* EXERCISE GOAL *
Begin at the line containing "Output a JSON" and give again every line to the end of the records, exactly, without the pictures.

○ ○ ○ ○

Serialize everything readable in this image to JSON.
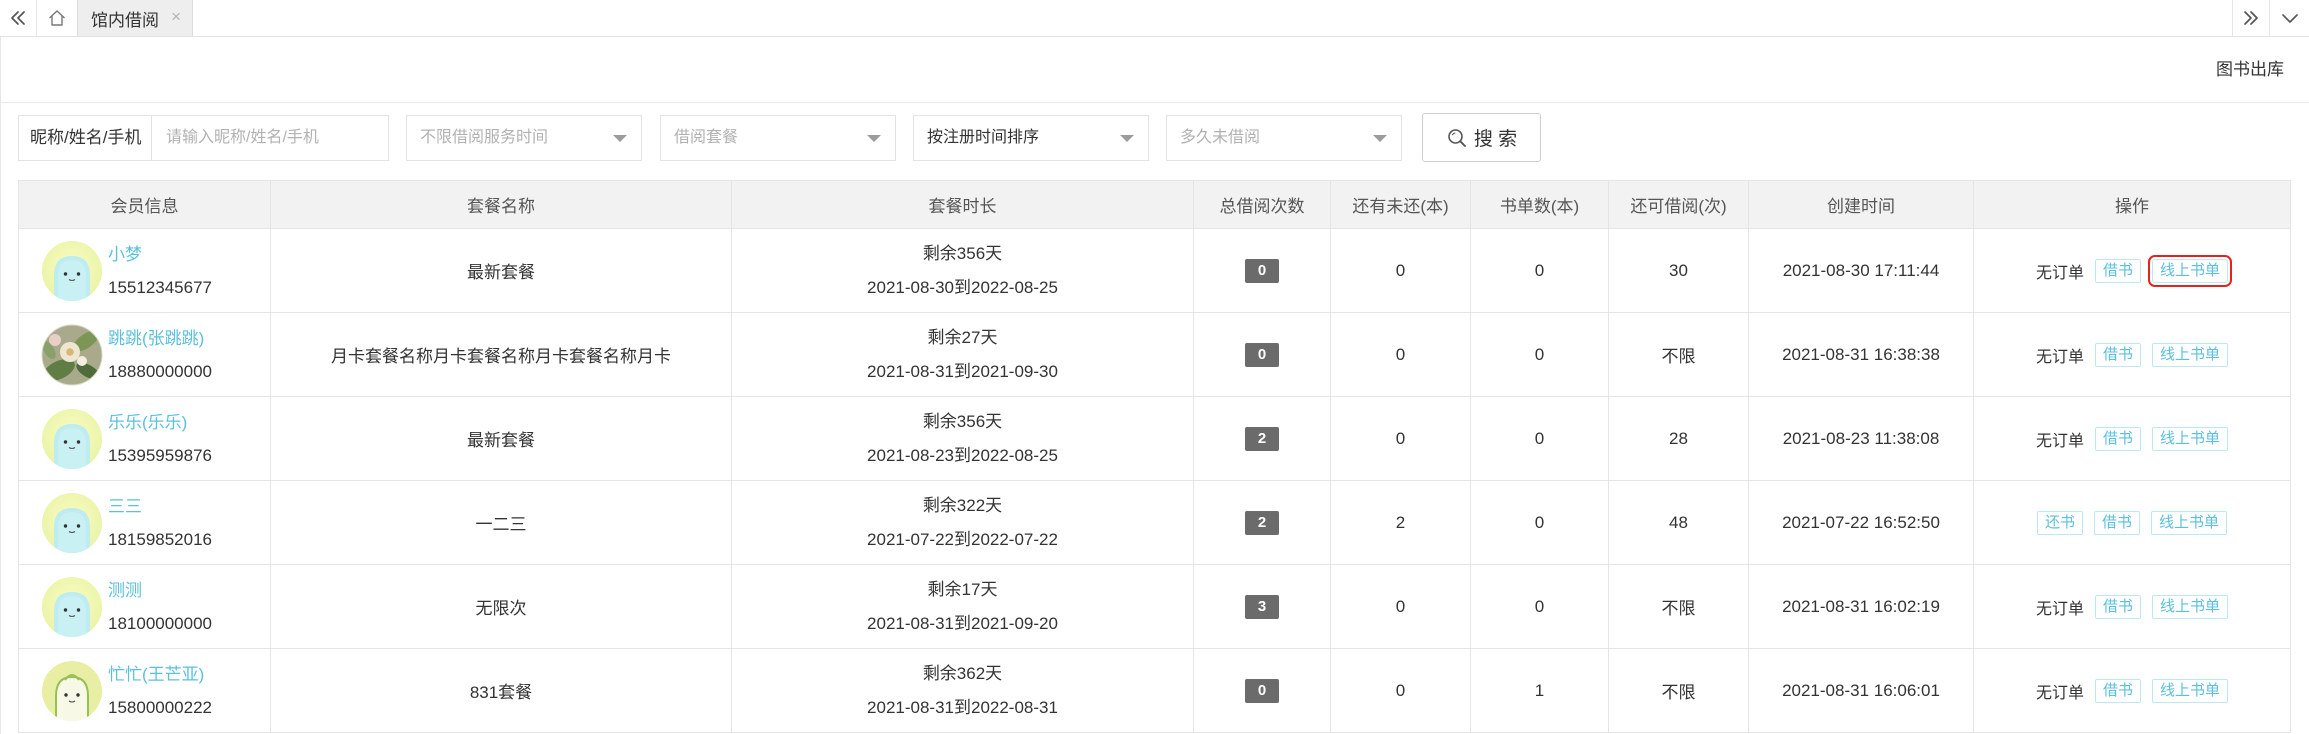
{
  "topbar": {
    "tabs": [
      {
        "label": "馆内借阅",
        "close": "×"
      }
    ],
    "icons": {
      "scroll_left": "double-chevron-left-icon",
      "home": "home-icon",
      "scroll_right": "double-chevron-right-icon",
      "menu": "chevron-down-icon"
    }
  },
  "toolbar": {
    "export_label": "图书出库"
  },
  "filters": {
    "search_label": "昵称/姓名/手机",
    "search_placeholder": "请输入昵称/姓名/手机",
    "service_time_placeholder": "不限借阅服务时间",
    "package_placeholder": "借阅套餐",
    "sort_value": "按注册时间排序",
    "inactive_placeholder": "多久未借阅",
    "search_button_label": "搜 索",
    "search_icon": "search-icon"
  },
  "table": {
    "columns": [
      "会员信息",
      "套餐名称",
      "套餐时长",
      "总借阅次数",
      "还有未还(本)",
      "书单数(本)",
      "还可借阅(次)",
      "创建时间",
      "操作"
    ],
    "rows": [
      {
        "avatar": "ghost-avatar-icon",
        "name": "小梦",
        "phone": "15512345677",
        "package": "最新套餐",
        "remaining": "剩余356天",
        "period": "2021-08-30到2022-08-25",
        "total_borrows": "0",
        "unreturned": "0",
        "booklists": "0",
        "borrows_left": "30",
        "created": "2021-08-30 17:11:44",
        "status": "无订单",
        "actions": [
          "借书",
          "线上书单"
        ],
        "online_booklist_highlighted": true
      },
      {
        "avatar": "flower-photo-avatar-icon",
        "name": "跳跳(张跳跳)",
        "phone": "18880000000",
        "package": "月卡套餐名称月卡套餐名称月卡套餐名称月卡",
        "remaining": "剩余27天",
        "period": "2021-08-31到2021-09-30",
        "total_borrows": "0",
        "unreturned": "0",
        "booklists": "0",
        "borrows_left": "不限",
        "created": "2021-08-31 16:38:38",
        "status": "无订单",
        "actions": [
          "借书",
          "线上书单"
        ]
      },
      {
        "avatar": "ghost-avatar-icon",
        "name": "乐乐(乐乐)",
        "phone": "15395959876",
        "package": "最新套餐",
        "remaining": "剩余356天",
        "period": "2021-08-23到2022-08-25",
        "total_borrows": "2",
        "unreturned": "0",
        "booklists": "0",
        "borrows_left": "28",
        "created": "2021-08-23 11:38:08",
        "status": "无订单",
        "actions": [
          "借书",
          "线上书单"
        ]
      },
      {
        "avatar": "ghost-avatar-icon",
        "name": "三三",
        "phone": "18159852016",
        "package": "一二三",
        "remaining": "剩余322天",
        "period": "2021-07-22到2022-07-22",
        "total_borrows": "2",
        "unreturned": "2",
        "booklists": "0",
        "borrows_left": "48",
        "created": "2021-07-22 16:52:50",
        "actions": [
          "还书",
          "借书",
          "线上书单"
        ]
      },
      {
        "avatar": "ghost-avatar-icon",
        "name": "测测",
        "phone": "18100000000",
        "package": "无限次",
        "remaining": "剩余17天",
        "period": "2021-08-31到2021-09-20",
        "total_borrows": "3",
        "unreturned": "0",
        "booklists": "0",
        "borrows_left": "不限",
        "created": "2021-08-31 16:02:19",
        "status": "无订单",
        "actions": [
          "借书",
          "线上书单"
        ]
      },
      {
        "avatar": "leaf-figure-avatar-icon",
        "name": "忙忙(王芒亚)",
        "phone": "15800000222",
        "package": "831套餐",
        "remaining": "剩余362天",
        "period": "2021-08-31到2022-08-31",
        "total_borrows": "0",
        "unreturned": "0",
        "booklists": "1",
        "borrows_left": "不限",
        "created": "2021-08-31 16:06:01",
        "status": "无订单",
        "actions": [
          "借书",
          "线上书单"
        ]
      }
    ]
  },
  "colors": {
    "link": "#5bc0de",
    "badge_bg": "#6b6b6b",
    "action_border": "#bde8f1",
    "highlight_border": "#e3231e",
    "header_bg": "#f2f2f2"
  }
}
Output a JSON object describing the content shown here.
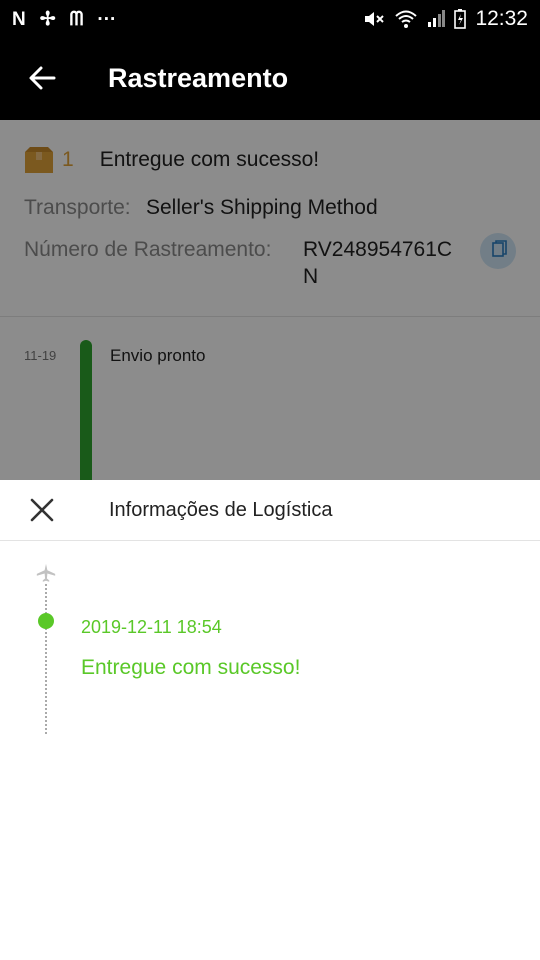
{
  "status_bar": {
    "left_icons": [
      "N",
      "✢",
      "ᗰ",
      "···"
    ],
    "time": "12:32"
  },
  "app_bar": {
    "title": "Rastreamento"
  },
  "order": {
    "count": "1",
    "status": "Entregue com sucesso!",
    "transport_label": "Transporte:",
    "transport_value": "Seller's Shipping Method",
    "tracking_label": "Número de Rastreamento:",
    "tracking_value_line1": "RV248954761C",
    "tracking_value_line2": "N"
  },
  "timeline": {
    "date": "11-19",
    "event": "Envio pronto"
  },
  "sheet": {
    "title": "Informações de Logística",
    "event_time": "2019-12-11 18:54",
    "event_text": "Entregue com sucesso!"
  },
  "colors": {
    "accent_green": "#5ac828",
    "timeline_green": "#2ea52e",
    "box_color": "#e0a23a"
  }
}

○ ○ ○ ○

* WRITTEN REPLY *
Output a JSON object describing the content shown here.
{
  "status_bar": {
    "left_icons": [
      "N",
      "✢",
      "ᗰ",
      "···"
    ],
    "time": "12:32"
  },
  "app_bar": {
    "title": "Rastreamento"
  },
  "order": {
    "count": "1",
    "status": "Entregue com sucesso!",
    "transport_label": "Transporte:",
    "transport_value": "Seller's Shipping Method",
    "tracking_label": "Número de Rastreamento:",
    "tracking_value_line1": "RV248954761C",
    "tracking_value_line2": "N"
  },
  "timeline": {
    "date": "11-19",
    "event": "Envio pronto"
  },
  "sheet": {
    "title": "Informações de Logística",
    "event_time": "2019-12-11 18:54",
    "event_text": "Entregue com sucesso!"
  },
  "colors": {
    "accent_green": "#5ac828",
    "timeline_green": "#2ea52e",
    "box_color": "#e0a23a"
  }
}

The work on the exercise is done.